[Data items]
* * *

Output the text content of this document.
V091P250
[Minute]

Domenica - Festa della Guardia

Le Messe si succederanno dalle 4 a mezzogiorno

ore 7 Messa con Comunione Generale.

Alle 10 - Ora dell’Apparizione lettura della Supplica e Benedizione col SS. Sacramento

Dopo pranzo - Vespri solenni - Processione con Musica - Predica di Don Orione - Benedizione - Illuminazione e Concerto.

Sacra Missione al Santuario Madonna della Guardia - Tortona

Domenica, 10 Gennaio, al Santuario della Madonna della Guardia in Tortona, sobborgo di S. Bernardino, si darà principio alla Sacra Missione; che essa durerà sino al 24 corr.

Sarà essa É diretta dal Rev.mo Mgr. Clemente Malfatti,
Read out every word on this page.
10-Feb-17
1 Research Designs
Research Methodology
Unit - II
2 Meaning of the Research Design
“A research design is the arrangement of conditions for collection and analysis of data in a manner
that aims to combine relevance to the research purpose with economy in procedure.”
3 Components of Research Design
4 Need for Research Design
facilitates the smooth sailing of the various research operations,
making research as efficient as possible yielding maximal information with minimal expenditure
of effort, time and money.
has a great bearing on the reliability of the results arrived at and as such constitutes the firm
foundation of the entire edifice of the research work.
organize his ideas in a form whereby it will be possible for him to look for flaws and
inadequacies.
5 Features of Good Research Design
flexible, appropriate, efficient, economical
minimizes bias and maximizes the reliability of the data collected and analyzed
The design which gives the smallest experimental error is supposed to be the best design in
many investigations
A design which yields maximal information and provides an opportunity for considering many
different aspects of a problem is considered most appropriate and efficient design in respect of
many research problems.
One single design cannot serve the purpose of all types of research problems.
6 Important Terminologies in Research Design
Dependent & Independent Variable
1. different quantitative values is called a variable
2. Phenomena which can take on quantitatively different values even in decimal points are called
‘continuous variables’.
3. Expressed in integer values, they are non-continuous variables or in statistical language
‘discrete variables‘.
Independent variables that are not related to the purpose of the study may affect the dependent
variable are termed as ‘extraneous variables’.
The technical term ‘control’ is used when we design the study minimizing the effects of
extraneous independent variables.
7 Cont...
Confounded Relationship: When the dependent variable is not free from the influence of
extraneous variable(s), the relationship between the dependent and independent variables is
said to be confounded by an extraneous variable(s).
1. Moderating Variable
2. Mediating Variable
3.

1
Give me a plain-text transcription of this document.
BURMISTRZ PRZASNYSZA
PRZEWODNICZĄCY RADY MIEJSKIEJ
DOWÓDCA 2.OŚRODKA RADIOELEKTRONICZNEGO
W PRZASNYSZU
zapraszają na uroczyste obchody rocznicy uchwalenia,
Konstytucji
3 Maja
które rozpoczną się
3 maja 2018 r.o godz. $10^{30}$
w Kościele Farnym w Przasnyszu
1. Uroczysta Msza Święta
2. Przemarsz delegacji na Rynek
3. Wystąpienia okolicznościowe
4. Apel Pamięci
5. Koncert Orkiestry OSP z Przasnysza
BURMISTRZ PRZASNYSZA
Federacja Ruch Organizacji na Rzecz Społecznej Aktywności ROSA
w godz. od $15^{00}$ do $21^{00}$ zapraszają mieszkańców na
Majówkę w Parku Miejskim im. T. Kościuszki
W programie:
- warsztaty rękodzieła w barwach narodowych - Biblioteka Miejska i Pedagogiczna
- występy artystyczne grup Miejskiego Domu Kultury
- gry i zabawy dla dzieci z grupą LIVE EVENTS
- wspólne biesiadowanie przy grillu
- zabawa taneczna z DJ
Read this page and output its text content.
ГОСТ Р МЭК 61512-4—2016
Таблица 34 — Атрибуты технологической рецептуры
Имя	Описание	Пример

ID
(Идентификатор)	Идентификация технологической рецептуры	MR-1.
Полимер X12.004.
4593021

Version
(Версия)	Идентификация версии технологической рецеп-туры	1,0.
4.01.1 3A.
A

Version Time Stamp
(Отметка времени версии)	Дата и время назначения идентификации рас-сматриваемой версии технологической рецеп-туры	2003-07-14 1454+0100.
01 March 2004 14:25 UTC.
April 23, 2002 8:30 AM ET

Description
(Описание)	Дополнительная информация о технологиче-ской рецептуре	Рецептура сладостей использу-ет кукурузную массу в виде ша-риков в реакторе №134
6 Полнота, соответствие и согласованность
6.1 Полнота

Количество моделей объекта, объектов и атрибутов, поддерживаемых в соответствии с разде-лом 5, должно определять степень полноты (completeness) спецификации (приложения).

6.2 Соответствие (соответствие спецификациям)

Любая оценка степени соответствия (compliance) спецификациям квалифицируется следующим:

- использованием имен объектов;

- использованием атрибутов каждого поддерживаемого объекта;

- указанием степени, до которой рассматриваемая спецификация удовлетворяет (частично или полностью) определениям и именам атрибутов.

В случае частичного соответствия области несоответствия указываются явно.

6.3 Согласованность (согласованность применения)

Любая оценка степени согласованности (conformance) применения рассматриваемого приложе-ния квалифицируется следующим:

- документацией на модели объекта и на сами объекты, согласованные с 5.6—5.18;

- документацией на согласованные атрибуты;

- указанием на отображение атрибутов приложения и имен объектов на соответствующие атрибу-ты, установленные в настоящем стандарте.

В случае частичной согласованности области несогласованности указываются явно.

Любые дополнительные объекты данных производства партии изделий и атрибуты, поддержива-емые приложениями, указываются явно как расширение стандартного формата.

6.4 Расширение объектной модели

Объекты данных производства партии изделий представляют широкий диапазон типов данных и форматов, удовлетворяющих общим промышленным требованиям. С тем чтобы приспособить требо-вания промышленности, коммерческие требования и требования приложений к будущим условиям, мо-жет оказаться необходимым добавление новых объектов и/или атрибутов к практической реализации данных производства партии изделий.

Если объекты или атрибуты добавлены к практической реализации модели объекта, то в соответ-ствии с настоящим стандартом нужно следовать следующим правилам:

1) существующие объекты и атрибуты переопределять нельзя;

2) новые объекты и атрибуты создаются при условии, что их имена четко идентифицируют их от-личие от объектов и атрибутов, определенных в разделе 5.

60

* * *

* [PROBLEM TO WORK ON]: Extract the full listing above without altering anything.

* [THE OUTPUT]:
Output the text content of this document.
V091P250
[Minute]

Domenica - Festa della Guardia

Le Messe si succederanno dalle 4 a mezzogiorno

ore 7 Messa con Comunione Generale.

Alle 10 - Ora dell’Apparizione lettura della Supplica e Benedizione col SS. Sacramento

Dopo pranzo - Vespri solenni - Processione con Musica - Predica di Don Orione - Benedizione - Illuminazione e Concerto.

Sacra Missione al Santuario Madonna della Guardia - Tortona

Domenica, 10 Gennaio, al Santuario della Madonna della Guardia in Tortona, sobborgo di S. Bernardino, si darà principio alla Sacra Missione; che essa durerà sino al 24 corr.

Sarà essa É diretta dal Rev.mo Mgr. Clemente Malfatti,
Read out every word on this page.
10-Feb-17
1 Research Designs
Research Methodology
Unit - II
2 Meaning of the Research Design
“A research design is the arrangement of conditions for collection and analysis of data in a manner
that aims to combine relevance to the research purpose with economy in procedure.”
3 Components of Research Design
4 Need for Research Design
facilitates the smooth sailing of the various research operations,
making research as efficient as possible yielding maximal information with minimal expenditure
of effort, time and money.
has a great bearing on the reliability of the results arrived at and as such constitutes the firm
foundation of the entire edifice of the research work.
organize his ideas in a form whereby it will be possible for him to look for flaws and
inadequacies.
5 Features of Good Research Design
flexible, appropriate, efficient, economical
minimizes bias and maximizes the reliability of the data collected and analyzed
The design which gives the smallest experimental error is supposed to be the best design in
many investigations
A design which yields maximal information and provides an opportunity for considering many
different aspects of a problem is considered most appropriate and efficient design in respect of
many research problems.
One single design cannot serve the purpose of all types of research problems.
6 Important Terminologies in Research Design
Dependent & Independent Variable
1. different quantitative values is called a variable
2. Phenomena which can take on quantitatively different values even in decimal points are called
‘continuous variables’.
3. Expressed in integer values, they are non-continuous variables or in statistical language
‘discrete variables‘.
Independent variables that are not related to the purpose of the study may affect the dependent
variable are termed as ‘extraneous variables’.
The technical term ‘control’ is used when we design the study minimizing the effects of
extraneous independent variables.
7 Cont...
Confounded Relationship: When the dependent variable is not free from the influence of
extraneous variable(s), the relationship between the dependent and independent variables is
said to be confounded by an extraneous variable(s).
1. Moderating Variable
2. Mediating Variable
3.

1
Give me a plain-text transcription of this document.
BURMISTRZ PRZASNYSZA
PRZEWODNICZĄCY RADY MIEJSKIEJ
DOWÓDCA 2.OŚRODKA RADIOELEKTRONICZNEGO
W PRZASNYSZU
zapraszają na uroczyste obchody rocznicy uchwalenia,
Konstytucji
3 Maja
które rozpoczną się
3 maja 2018 r.o godz. $10^{30}$
w Kościele Farnym w Przasnyszu
1. Uroczysta Msza Święta
2. Przemarsz delegacji na Rynek
3. Wystąpienia okolicznościowe
4. Apel Pamięci
5. Koncert Orkiestry OSP z Przasnysza
BURMISTRZ PRZASNYSZA
Federacja Ruch Organizacji na Rzecz Społecznej Aktywności ROSA
w godz. od $15^{00}$ do $21^{00}$ zapraszają mieszkańców na
Majówkę w Parku Miejskim im. T. Kościuszki
W programie:
- warsztaty rękodzieła w barwach narodowych - Biblioteka Miejska i Pedagogiczna
- występy artystyczne grup Miejskiego Domu Kultury
- gry i zabawy dla dzieci z grupą LIVE EVENTS
- wspólne biesiadowanie przy grillu
- zabawa taneczna z DJ
Read this page and output its text content.
ГОСТ Р МЭК 61512-4—2016
Таблица 34 — Атрибуты технологической рецептуры
Имя	Описание	Пример

ID
(Идентификатор)	Идентификация технологической рецептуры	MR-1.
Полимер X12.004.
4593021

Version
(Версия)	Идентификация версии технологической рецеп-туры	1,0.
4.01.1 3A.
A

Version Time Stamp
(Отметка времени версии)	Дата и время назначения идентификации рас-сматриваемой версии технологической рецеп-туры	2003-07-14 1454+0100.
01 March 2004 14:25 UTC.
April 23, 2002 8:30 AM ET

Description
(Описание)	Дополнительная информация о технологиче-ской рецептуре	Рецептура сладостей использу-ет кукурузную массу в виде ша-риков в реакторе №134
6 Полнота, соответствие и согласованность
6.1 Полнота

Количество моделей объекта, объектов и атрибутов, поддерживаемых в соответствии с разде-лом 5, должно определять степень полноты (completeness) спецификации (приложения).

6.2 Соответствие (соответствие спецификациям)

Любая оценка степени соответствия (compliance) спецификациям квалифицируется следующим:

- использованием имен объектов;

- использованием атрибутов каждого поддерживаемого объекта;

- указанием степени, до которой рассматриваемая спецификация удовлетворяет (частично или полностью) определениям и именам атрибутов.

В случае частичного соответствия области несоответствия указываются явно.

6.3 Согласованность (согласованность применения)

Любая оценка степени согласованности (conformance) применения рассматриваемого приложе-ния квалифицируется следующим:

- документацией на модели объекта и на сами объекты, согласованные с 5.6—5.18;

- документацией на согласованные атрибуты;

- указанием на отображение атрибутов приложения и имен объектов на соответствующие атрибу-ты, установленные в настоящем стандарте.

В случае частичной согласованности области несогласованности указываются явно.

Любые дополнительные объекты данных производства партии изделий и атрибуты, поддержива-емые приложениями, указываются явно как расширение стандартного формата.

6.4 Расширение объектной модели

Объекты данных производства партии изделий представляют широкий диапазон типов данных и форматов, удовлетворяющих общим промышленным требованиям. С тем чтобы приспособить требо-вания промышленности, коммерческие требования и требования приложений к будущим условиям, мо-жет оказаться необходимым добавление новых объектов и/или атрибутов к практической реализации данных производства партии изделий.

Если объекты или атрибуты добавлены к практической реализации модели объекта, то в соответ-ствии с настоящим стандартом нужно следовать следующим правилам:

1) существующие объекты и атрибуты переопределять нельзя;

2) новые объекты и атрибуты создаются при условии, что их имена четко идентифицируют их от-личие от объектов и атрибутов, определенных в разделе 5.

60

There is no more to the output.